-------- Exercise materials
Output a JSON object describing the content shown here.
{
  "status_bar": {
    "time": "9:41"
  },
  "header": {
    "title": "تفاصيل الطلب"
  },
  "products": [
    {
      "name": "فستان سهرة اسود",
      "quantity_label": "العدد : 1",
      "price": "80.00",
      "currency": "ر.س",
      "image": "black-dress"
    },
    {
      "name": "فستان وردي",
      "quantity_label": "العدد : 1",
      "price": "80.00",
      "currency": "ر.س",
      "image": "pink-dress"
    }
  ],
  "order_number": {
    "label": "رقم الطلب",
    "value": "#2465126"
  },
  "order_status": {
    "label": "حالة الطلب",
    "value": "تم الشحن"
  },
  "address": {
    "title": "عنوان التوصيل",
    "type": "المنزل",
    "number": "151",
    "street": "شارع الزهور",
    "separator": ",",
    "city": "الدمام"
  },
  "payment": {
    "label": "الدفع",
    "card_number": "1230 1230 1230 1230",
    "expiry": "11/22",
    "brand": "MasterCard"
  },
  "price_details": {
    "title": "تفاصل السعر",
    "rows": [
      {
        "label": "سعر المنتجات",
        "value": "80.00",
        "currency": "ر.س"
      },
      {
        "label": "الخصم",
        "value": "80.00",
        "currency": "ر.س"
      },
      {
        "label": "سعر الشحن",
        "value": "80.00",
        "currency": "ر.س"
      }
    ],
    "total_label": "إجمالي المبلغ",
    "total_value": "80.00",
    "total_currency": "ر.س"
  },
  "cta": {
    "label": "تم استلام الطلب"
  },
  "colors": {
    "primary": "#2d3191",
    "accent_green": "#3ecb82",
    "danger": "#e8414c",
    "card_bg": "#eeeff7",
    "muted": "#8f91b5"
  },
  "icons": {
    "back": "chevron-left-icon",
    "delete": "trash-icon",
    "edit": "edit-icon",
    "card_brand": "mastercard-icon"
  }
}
----------------
§ **Instructions for the task**:
Go through the material and select each line with the string "title" in it.

§ **Task solution**:
    "title": "تفاصيل الطلب"
    "title": "عنوان التوصيل",
    "title": "تفاصل السعر",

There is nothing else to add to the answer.